EXTRACT TO READ
There are a number of openings and leaves which have peculiar names. The question asked on the Nottingham newsgroup was "Can somebody tell me all about duffers and, in particular, anti-duffers". Below is a distillation of the replies. Note that these opening and leaves are generally appropriate to advanced play.

Duffer Tice

Firstly a "Duffer tice" is when the player of the second ball sends it somewhere near hoop 6 [from B-baulk and a little to the east of hoop 6]. It's a tice length but not safe for the 3rd player to shoot at it hard as the miss goes into or near A-baulk. They usually ignore the tice as a trickle at it leaves a double target for the 4th ball. [The opening is named after Duff Matthews, it does not imply it is a bad opening].

Anti-Duffer Tice

The anti-duffer is a manoeuvre by the first player on the first stroke to discourage the Duffer tice on the second. The first stroke is played to somewhere 2 or 3 yards off the East boundary (1 or 2 yards off the yard line) about between Hoop 6 high and peg high. This is supposed to discourage a Duffer tice response. Apparently at that level of play, if a Duffer tice is played after this opening, the player of the 3rd ball has a significant chance of getting a 3-ball break going.

RECORDS SHOWN
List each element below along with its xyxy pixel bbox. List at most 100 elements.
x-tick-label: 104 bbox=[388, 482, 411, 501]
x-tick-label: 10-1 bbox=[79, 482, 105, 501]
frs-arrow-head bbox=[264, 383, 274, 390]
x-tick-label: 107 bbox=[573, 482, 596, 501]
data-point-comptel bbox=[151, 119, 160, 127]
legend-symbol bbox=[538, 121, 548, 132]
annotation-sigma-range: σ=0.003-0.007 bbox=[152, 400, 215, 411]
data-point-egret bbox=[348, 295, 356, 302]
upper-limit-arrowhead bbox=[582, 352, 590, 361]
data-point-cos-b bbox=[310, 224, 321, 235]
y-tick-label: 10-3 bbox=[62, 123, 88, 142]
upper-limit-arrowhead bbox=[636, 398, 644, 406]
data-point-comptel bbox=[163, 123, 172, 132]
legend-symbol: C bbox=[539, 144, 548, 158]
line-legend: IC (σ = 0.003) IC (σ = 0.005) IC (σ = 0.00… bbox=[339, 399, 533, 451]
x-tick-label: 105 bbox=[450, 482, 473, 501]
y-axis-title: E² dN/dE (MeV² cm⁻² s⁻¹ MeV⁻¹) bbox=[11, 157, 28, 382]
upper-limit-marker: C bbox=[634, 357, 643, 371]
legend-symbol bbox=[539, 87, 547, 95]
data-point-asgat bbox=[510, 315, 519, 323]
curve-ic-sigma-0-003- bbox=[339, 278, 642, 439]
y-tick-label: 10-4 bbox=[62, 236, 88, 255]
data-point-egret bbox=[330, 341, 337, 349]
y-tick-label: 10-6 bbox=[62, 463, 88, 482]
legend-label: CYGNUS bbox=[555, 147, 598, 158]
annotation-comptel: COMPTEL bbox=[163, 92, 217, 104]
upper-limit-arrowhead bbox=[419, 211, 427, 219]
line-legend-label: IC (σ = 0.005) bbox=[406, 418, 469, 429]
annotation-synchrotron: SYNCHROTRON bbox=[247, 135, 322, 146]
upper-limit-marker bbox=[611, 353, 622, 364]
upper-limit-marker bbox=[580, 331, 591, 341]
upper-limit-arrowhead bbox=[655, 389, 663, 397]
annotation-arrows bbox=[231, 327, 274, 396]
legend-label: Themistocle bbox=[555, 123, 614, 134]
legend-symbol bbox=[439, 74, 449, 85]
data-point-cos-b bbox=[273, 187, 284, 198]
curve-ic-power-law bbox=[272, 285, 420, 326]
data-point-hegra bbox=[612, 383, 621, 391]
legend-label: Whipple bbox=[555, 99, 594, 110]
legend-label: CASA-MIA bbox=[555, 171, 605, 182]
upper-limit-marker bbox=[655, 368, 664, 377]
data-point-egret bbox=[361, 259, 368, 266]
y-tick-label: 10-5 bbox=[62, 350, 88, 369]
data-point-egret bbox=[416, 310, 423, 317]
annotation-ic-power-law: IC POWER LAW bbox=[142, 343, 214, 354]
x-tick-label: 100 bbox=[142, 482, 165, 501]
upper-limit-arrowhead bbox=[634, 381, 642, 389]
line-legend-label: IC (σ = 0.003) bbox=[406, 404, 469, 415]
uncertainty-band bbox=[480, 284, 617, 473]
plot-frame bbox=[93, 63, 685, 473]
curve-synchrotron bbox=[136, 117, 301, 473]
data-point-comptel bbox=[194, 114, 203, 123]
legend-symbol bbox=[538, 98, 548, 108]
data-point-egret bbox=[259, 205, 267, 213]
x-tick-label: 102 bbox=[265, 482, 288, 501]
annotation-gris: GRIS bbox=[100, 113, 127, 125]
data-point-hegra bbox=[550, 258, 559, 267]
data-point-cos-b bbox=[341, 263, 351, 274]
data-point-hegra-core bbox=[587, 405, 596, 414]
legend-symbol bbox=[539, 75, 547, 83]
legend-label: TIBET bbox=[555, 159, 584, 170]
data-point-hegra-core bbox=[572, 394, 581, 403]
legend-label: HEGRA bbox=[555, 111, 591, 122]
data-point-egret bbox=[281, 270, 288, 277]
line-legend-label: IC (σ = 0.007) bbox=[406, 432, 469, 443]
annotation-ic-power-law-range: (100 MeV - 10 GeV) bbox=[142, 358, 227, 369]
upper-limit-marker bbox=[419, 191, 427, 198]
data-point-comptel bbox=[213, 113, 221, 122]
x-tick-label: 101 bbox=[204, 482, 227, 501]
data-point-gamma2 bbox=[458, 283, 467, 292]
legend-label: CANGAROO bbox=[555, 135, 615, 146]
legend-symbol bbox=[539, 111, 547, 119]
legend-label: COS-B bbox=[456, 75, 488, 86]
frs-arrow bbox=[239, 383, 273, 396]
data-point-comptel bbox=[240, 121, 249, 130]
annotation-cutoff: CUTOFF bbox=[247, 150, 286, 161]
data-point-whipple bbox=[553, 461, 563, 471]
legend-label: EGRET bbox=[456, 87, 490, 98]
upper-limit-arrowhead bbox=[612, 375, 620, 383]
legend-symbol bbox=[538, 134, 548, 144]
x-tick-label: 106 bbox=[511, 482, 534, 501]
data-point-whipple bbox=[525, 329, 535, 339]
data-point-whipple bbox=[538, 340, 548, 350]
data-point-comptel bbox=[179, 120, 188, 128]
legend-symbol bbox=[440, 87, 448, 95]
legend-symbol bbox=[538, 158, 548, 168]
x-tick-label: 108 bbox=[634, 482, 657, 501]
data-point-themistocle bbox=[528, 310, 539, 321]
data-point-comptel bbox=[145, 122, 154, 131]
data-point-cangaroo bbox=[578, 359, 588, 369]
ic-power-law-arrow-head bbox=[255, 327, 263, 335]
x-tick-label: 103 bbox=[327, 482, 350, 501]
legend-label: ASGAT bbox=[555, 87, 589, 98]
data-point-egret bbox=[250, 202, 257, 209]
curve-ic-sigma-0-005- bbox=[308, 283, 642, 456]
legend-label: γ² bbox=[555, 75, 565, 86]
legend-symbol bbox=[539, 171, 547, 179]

YOUR TASK
Please reproduce the stretch of the croquet openings text from "Anti-Duffer Tice" through "3-ball break going.". The material comes from a different source than the text.

RESPONSE TO THE TASK
Anti-Duffer Tice

The anti-duffer is a manoeuvre by the first player on the first stroke to discourage the Duffer tice on the second. The first stroke is played to somewhere 2 or 3 yards off the East boundary (1 or 2 yards off the yard line) about between Hoop 6 high and peg high. This is supposed to discourage a Duffer tice response. Apparently at that level of play, if a Duffer tice is played after this opening, the player of the 3rd ball has a significant chance of getting a 3-ball break going.